>> start Information given
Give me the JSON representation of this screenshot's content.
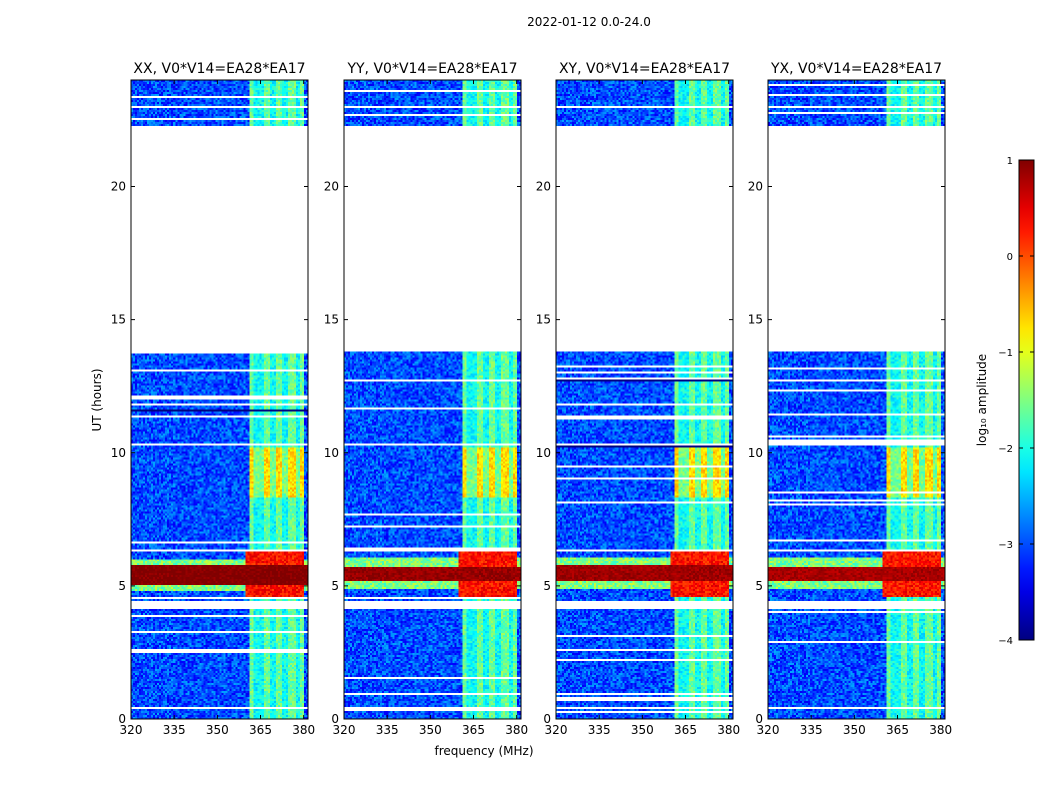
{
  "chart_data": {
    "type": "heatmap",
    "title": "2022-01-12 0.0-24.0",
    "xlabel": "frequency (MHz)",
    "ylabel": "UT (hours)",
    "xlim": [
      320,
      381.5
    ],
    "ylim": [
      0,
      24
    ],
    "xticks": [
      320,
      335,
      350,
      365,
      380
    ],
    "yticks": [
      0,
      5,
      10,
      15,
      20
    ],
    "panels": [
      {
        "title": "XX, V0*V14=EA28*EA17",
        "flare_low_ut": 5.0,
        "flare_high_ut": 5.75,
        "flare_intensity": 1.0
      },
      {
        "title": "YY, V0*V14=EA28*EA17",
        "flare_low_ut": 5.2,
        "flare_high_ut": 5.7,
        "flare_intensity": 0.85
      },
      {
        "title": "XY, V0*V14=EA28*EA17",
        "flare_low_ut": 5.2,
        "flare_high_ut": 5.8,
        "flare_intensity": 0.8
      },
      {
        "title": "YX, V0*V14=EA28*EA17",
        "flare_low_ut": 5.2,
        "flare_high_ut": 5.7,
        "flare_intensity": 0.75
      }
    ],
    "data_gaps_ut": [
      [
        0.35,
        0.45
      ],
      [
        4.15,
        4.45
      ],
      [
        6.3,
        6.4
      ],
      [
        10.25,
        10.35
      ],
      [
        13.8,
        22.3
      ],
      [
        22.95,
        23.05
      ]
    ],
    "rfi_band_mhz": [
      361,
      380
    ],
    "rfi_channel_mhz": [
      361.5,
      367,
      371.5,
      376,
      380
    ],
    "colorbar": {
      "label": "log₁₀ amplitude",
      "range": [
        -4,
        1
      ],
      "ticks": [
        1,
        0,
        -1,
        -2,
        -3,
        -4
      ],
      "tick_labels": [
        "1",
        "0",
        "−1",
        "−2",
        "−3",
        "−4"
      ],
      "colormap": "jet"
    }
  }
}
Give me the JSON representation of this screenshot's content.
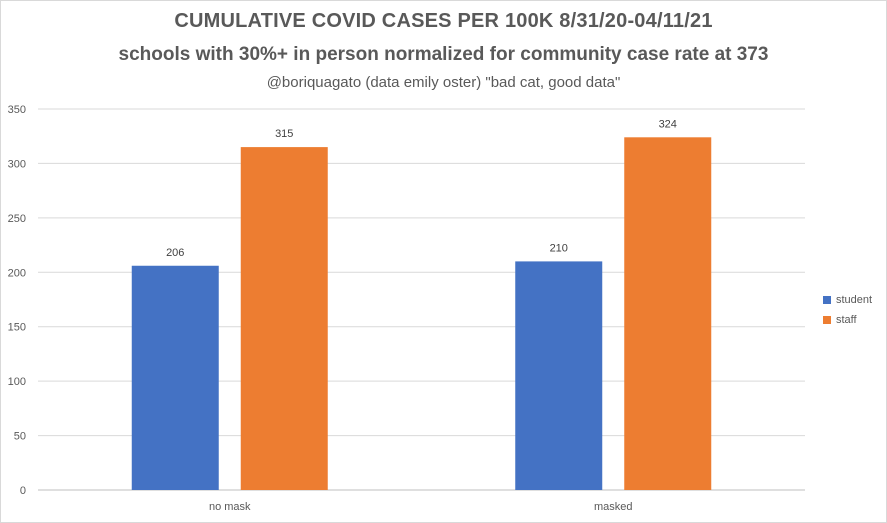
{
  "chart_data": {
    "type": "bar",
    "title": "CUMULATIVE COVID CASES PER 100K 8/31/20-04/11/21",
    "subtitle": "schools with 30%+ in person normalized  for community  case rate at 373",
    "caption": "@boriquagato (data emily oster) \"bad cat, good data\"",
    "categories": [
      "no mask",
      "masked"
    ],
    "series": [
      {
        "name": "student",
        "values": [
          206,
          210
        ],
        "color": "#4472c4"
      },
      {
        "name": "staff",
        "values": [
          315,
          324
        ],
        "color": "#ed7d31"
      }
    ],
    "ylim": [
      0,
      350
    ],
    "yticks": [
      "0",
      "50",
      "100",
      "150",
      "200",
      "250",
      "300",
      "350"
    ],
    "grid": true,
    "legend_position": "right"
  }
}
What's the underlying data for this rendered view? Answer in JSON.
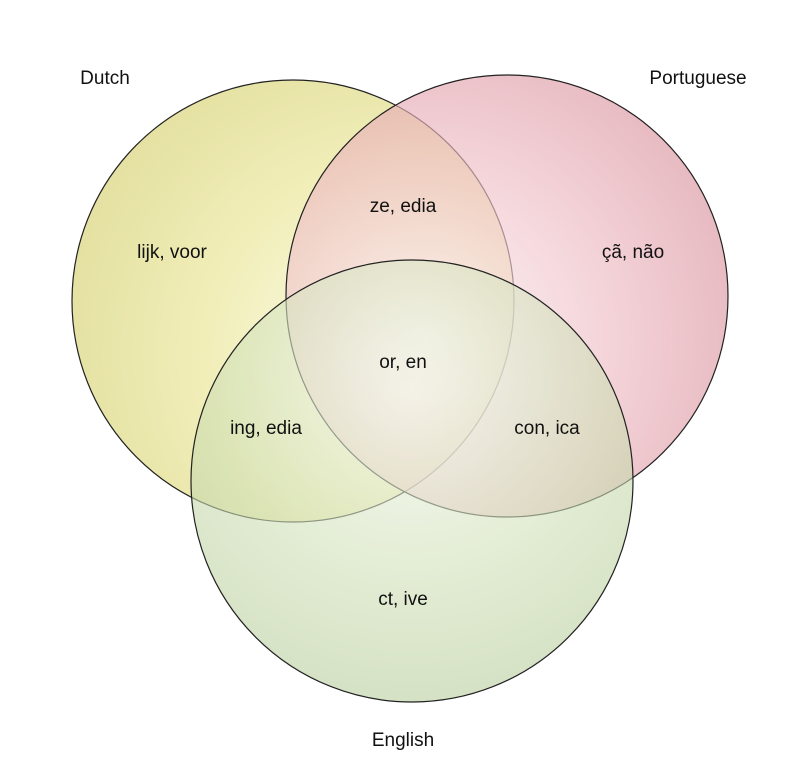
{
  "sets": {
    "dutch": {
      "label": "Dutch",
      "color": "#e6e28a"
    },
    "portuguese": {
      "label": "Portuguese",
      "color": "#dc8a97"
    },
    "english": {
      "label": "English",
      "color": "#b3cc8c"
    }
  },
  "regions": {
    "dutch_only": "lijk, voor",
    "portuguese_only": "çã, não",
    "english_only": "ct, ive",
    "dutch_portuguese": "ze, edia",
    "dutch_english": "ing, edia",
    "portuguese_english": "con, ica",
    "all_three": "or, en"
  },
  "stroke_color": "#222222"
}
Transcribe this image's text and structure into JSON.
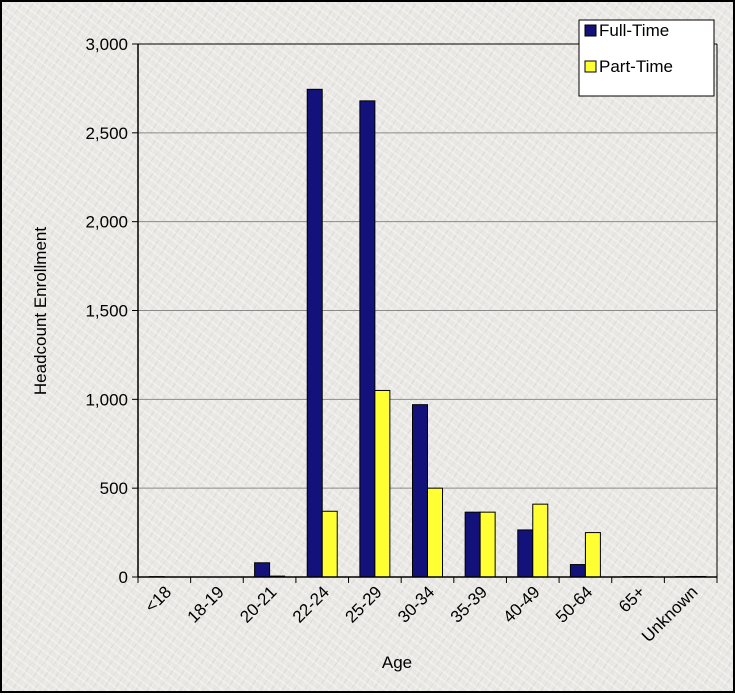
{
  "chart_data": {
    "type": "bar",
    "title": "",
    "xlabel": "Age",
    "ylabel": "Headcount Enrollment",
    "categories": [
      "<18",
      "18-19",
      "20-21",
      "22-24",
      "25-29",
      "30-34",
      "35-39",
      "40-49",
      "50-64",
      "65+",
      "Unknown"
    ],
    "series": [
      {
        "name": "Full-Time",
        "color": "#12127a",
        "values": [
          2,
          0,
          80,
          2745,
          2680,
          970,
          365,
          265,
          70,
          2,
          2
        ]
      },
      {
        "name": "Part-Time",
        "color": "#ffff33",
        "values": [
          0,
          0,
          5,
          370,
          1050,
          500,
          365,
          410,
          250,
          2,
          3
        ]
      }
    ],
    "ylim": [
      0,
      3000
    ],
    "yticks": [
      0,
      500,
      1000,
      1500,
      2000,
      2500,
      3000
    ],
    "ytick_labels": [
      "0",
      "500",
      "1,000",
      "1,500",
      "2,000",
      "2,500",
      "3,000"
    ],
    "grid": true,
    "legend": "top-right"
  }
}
>> end Information given
* Do this:
Take each line containing the string "edia" and copy it out.

* Response:
    "dutch_portuguese": "ze, edia",
    "dutch_english": "ing, edia",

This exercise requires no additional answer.